Activity A:
In the article on Italy's vaccination law, which vaccines are named as previously only recommended and now mandatory?
Activity B:
Retype the part of the article on Italy's vaccination law between "Italy's cabinet approved" and "liable for fines.", inclusive.

Text excerpt:
----------------

Italy's cabinet approved a law on Friday obliging parents to vaccinate their children against infectious diseases as politicians spar over a spike in measles cases.

Children up to six years old will now need to be immunised to be eligible for nursery school, and parents who send their children to school after that age without vaccinating them first will be liable for fines.

Vaccines against measles, mumps, rubella, chicken pox and meningitis, which were previously only recommended, will now become mandatory, Prime Minister Paolo Gentiloni said.

‘The lack of appropriate measures over the years and the spread of anti-scientific theories, especially in recent months, has brought about a reduction in protection,’ Gentiloni told a news conference in Rome.

The law will also oblige inoculation against polio, diphtheria, tetanus, hepatitis B, whooping cough, and haemophilia B.

Italy's Higher Health Institute warned in April that a fall-off in vaccinations had led to a measles epidemic. The United States warned visitors to Italy about exposure to the potentially fatal disease.

The institute has recorded some 2,395 measles cases so far this year compared with some 840 in all of 2016 and 250 in 2015.

----------------

Excerpts from a dataset:
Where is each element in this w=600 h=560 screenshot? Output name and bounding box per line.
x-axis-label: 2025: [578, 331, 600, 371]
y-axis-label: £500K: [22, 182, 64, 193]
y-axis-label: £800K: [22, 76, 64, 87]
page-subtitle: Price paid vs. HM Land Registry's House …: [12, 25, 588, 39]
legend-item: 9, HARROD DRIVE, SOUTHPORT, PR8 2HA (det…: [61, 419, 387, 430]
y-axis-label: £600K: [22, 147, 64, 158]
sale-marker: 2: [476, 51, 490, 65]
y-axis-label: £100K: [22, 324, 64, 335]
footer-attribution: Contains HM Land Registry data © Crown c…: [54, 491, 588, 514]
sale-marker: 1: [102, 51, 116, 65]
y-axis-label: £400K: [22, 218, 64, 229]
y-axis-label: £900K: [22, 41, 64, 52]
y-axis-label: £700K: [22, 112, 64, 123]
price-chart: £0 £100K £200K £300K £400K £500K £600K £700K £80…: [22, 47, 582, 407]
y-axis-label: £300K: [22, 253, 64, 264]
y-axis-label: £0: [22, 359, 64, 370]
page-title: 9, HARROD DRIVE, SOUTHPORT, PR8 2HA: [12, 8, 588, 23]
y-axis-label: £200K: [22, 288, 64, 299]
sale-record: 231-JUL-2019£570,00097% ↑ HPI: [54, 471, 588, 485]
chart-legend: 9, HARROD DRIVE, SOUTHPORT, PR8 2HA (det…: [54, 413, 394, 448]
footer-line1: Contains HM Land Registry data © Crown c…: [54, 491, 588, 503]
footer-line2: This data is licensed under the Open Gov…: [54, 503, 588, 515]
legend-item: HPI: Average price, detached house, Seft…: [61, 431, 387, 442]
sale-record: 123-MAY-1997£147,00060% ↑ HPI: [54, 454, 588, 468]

----------------

Output A:
Measles, mumps, rubella, chicken pox, meningitis

Output B:
Italy's cabinet approved a law on Friday obliging parents to vaccinate their children against infectious diseases as politicians spar over a spike in measles cases.

Children up to six years old will now need to be immunised to be eligible for nursery school, and parents who send their children to school after that age without vaccinating them first will be liable for fines.